### THE TASK
Return all lines with the word "ChineseStandard" in them.

### DATASET ROWS
========================================
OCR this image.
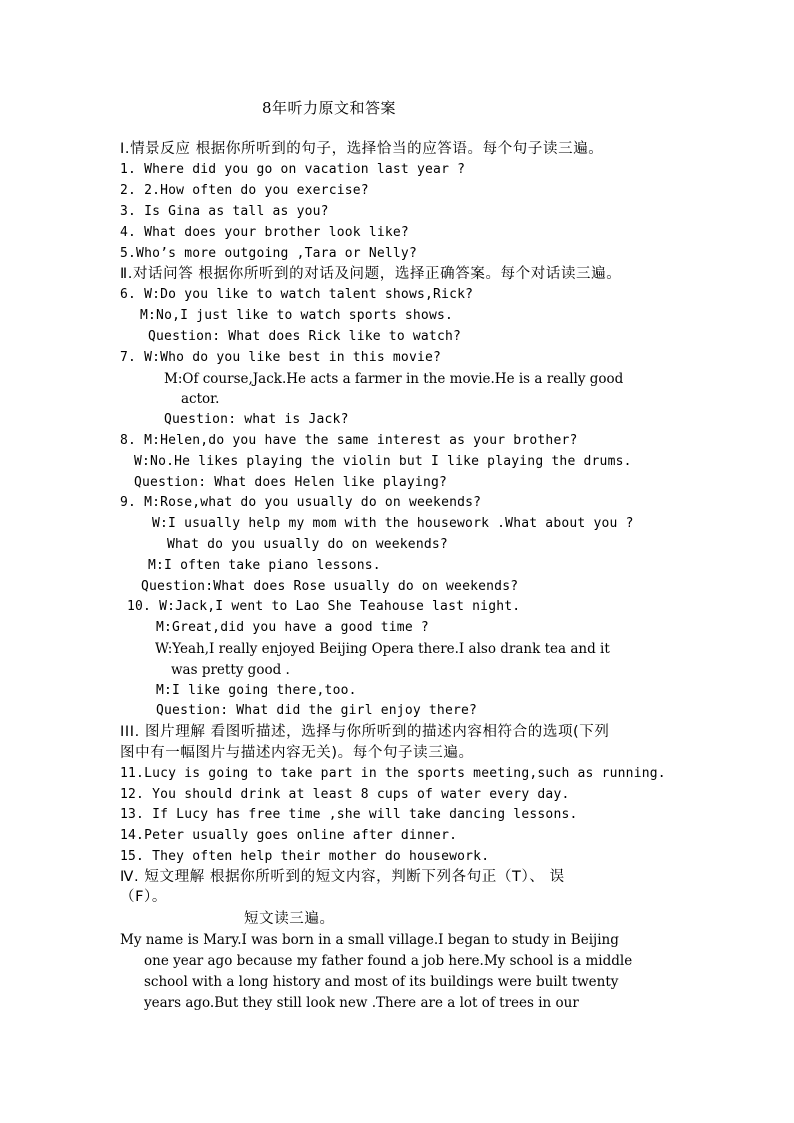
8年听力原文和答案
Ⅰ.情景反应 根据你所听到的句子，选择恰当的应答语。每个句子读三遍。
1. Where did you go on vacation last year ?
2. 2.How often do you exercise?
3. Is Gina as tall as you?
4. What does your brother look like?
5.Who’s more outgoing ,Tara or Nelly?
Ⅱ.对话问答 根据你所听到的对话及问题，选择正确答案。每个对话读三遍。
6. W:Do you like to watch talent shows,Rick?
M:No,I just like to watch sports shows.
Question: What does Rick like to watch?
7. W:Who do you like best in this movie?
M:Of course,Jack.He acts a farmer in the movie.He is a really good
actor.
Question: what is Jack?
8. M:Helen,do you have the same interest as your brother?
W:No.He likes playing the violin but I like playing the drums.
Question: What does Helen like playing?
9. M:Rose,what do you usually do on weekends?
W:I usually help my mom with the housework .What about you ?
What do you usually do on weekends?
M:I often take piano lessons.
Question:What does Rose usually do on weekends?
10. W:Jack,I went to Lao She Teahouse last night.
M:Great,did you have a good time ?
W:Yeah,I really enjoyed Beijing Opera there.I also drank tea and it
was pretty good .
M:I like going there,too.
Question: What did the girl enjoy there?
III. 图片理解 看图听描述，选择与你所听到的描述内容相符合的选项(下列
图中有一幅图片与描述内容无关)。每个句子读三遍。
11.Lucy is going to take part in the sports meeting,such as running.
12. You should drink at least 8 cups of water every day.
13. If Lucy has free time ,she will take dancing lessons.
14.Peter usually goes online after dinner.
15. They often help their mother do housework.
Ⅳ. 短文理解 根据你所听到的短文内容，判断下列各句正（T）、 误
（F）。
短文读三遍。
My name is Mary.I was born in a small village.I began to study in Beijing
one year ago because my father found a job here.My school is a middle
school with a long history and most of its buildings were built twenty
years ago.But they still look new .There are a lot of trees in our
========================================
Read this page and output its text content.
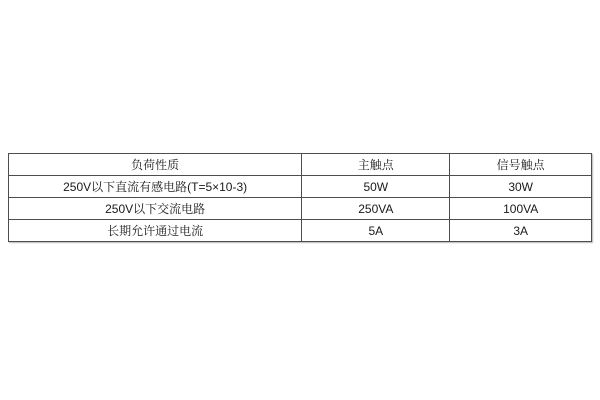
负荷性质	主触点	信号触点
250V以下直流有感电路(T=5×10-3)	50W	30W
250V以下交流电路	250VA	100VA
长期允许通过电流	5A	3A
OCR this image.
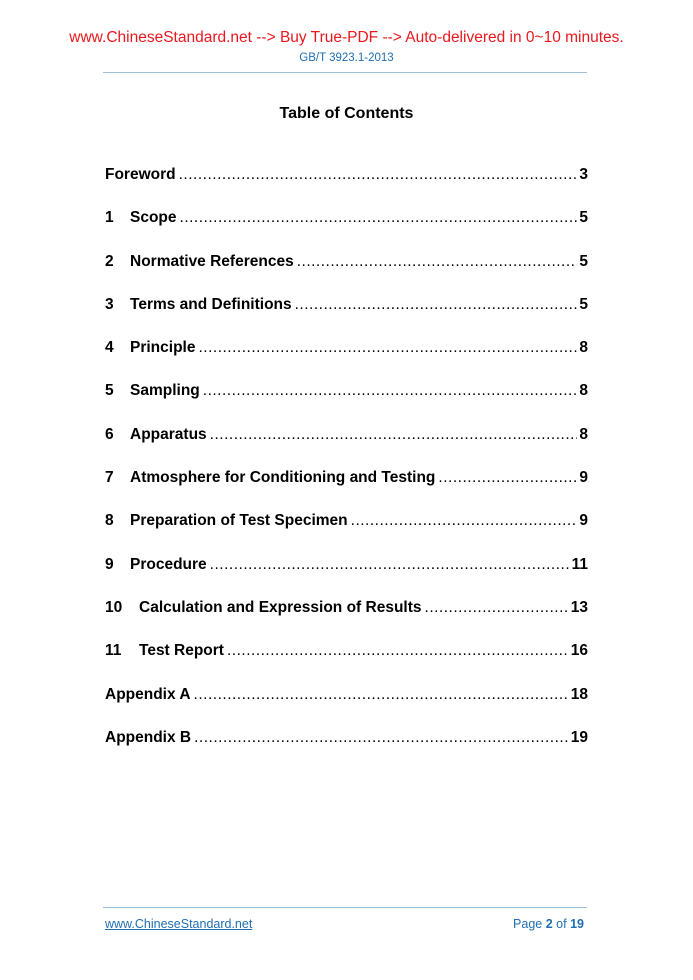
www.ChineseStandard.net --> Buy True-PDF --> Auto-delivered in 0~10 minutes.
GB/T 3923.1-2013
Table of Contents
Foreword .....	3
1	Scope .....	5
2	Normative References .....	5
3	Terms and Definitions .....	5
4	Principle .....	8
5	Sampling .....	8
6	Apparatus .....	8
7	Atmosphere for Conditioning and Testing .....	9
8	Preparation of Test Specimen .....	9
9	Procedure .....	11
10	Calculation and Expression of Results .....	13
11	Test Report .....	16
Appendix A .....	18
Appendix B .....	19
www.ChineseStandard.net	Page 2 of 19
========================================
### RESULT OF THIS EXERCISE
www.ChineseStandard.net --> Buy True-PDF --> Auto-delivered in 0~10 minutes.
www.ChineseStandard.net	Page 2 of 19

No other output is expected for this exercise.